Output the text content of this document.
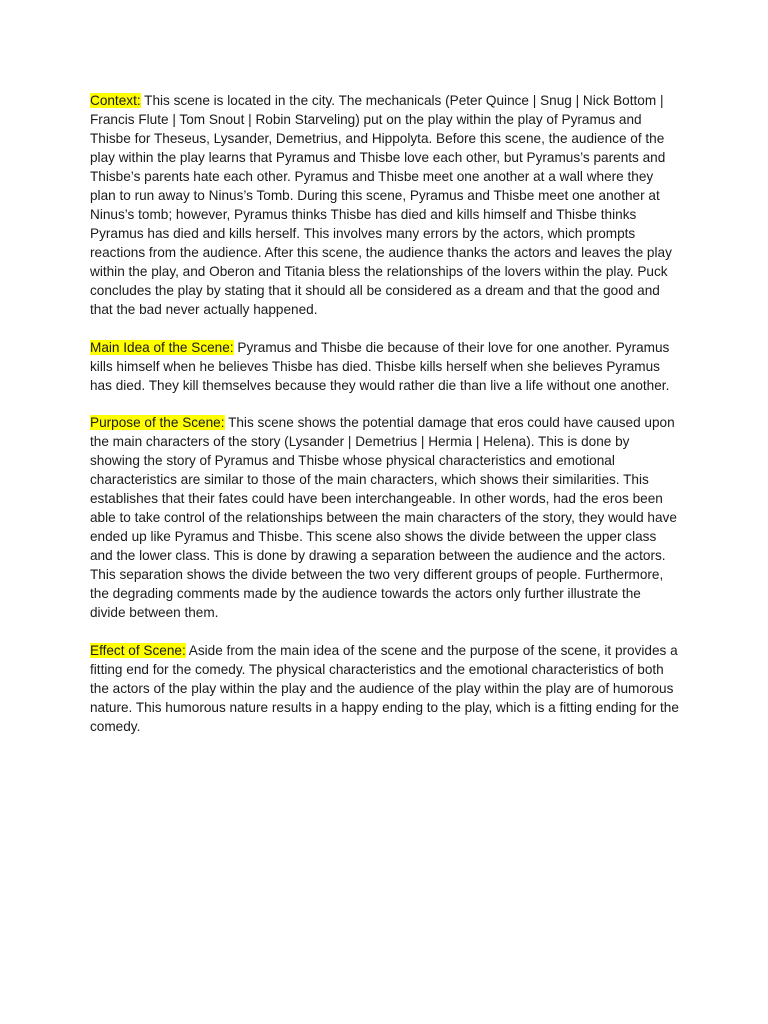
Context: This scene is located in the city. The mechanicals (Peter Quince | Snug | Nick Bottom | Francis Flute | Tom Snout | Robin Starveling) put on the play within the play of Pyramus and Thisbe for Theseus, Lysander, Demetrius, and Hippolyta. Before this scene, the audience of the play within the play learns that Pyramus and Thisbe love each other, but Pyramus’s parents and Thisbe’s parents hate each other. Pyramus and Thisbe meet one another at a wall where they plan to run away to Ninus’s Tomb. During this scene, Pyramus and Thisbe meet one another at Ninus’s tomb; however, Pyramus thinks Thisbe has died and kills himself and Thisbe thinks Pyramus has died and kills herself. This involves many errors by the actors, which prompts reactions from the audience. After this scene, the audience thanks the actors and leaves the play within the play, and Oberon and Titania bless the relationships of the lovers within the play. Puck concludes the play by stating that it should all be considered as a dream and that the good and that the bad never actually happened.

Main Idea of the Scene: Pyramus and Thisbe die because of their love for one another. Pyramus kills himself when he believes Thisbe has died. Thisbe kills herself when she believes Pyramus has died. They kill themselves because they would rather die than live a life without one another.

Purpose of the Scene: This scene shows the potential damage that eros could have caused upon the main characters of the story (Lysander | Demetrius | Hermia | Helena). This is done by showing the story of Pyramus and Thisbe whose physical characteristics and emotional characteristics are similar to those of the main characters, which shows their similarities. This establishes that their fates could have been interchangeable. In other words, had the eros been able to take control of the relationships between the main characters of the story, they would have ended up like Pyramus and Thisbe. This scene also shows the divide between the upper class and the lower class. This is done by drawing a separation between the audience and the actors. This separation shows the divide between the two very different groups of people. Furthermore, the degrading comments made by the audience towards the actors only further illustrate the divide between them.

Effect of Scene: Aside from the main idea of the scene and the purpose of the scene, it provides a fitting end for the comedy. The physical characteristics and the emotional characteristics of both the actors of the play within the play and the audience of the play within the play are of humorous nature. This humorous nature results in a happy ending to the play, which is a fitting ending for the comedy.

---------------

Omit the pictures and reproduce the listing exactly.

## WRITTEN REPLY
Output the text content of this document.
Context: This scene is located in the city. The mechanicals (Peter Quince | Snug | Nick Bottom | Francis Flute | Tom Snout | Robin Starveling) put on the play within the play of Pyramus and Thisbe for Theseus, Lysander, Demetrius, and Hippolyta. Before this scene, the audience of the play within the play learns that Pyramus and Thisbe love each other, but Pyramus’s parents and Thisbe’s parents hate each other. Pyramus and Thisbe meet one another at a wall where they plan to run away to Ninus’s Tomb. During this scene, Pyramus and Thisbe meet one another at Ninus’s tomb; however, Pyramus thinks Thisbe has died and kills himself and Thisbe thinks Pyramus has died and kills herself. This involves many errors by the actors, which prompts reactions from the audience. After this scene, the audience thanks the actors and leaves the play within the play, and Oberon and Titania bless the relationships of the lovers within the play. Puck concludes the play by stating that it should all be considered as a dream and that the good and that the bad never actually happened.

Main Idea of the Scene: Pyramus and Thisbe die because of their love for one another. Pyramus kills himself when he believes Thisbe has died. Thisbe kills herself when she believes Pyramus has died. They kill themselves because they would rather die than live a life without one another.

Purpose of the Scene: This scene shows the potential damage that eros could have caused upon the main characters of the story (Lysander | Demetrius | Hermia | Helena). This is done by showing the story of Pyramus and Thisbe whose physical characteristics and emotional characteristics are similar to those of the main characters, which shows their similarities. This establishes that their fates could have been interchangeable. In other words, had the eros been able to take control of the relationships between the main characters of the story, they would have ended up like Pyramus and Thisbe. This scene also shows the divide between the upper class and the lower class. This is done by drawing a separation between the audience and the actors. This separation shows the divide between the two very different groups of people. Furthermore, the degrading comments made by the audience towards the actors only further illustrate the divide between them.

Effect of Scene: Aside from the main idea of the scene and the purpose of the scene, it provides a fitting end for the comedy. The physical characteristics and the emotional characteristics of both the actors of the play within the play and the audience of the play within the play are of humorous nature. This humorous nature results in a happy ending to the play, which is a fitting ending for the comedy.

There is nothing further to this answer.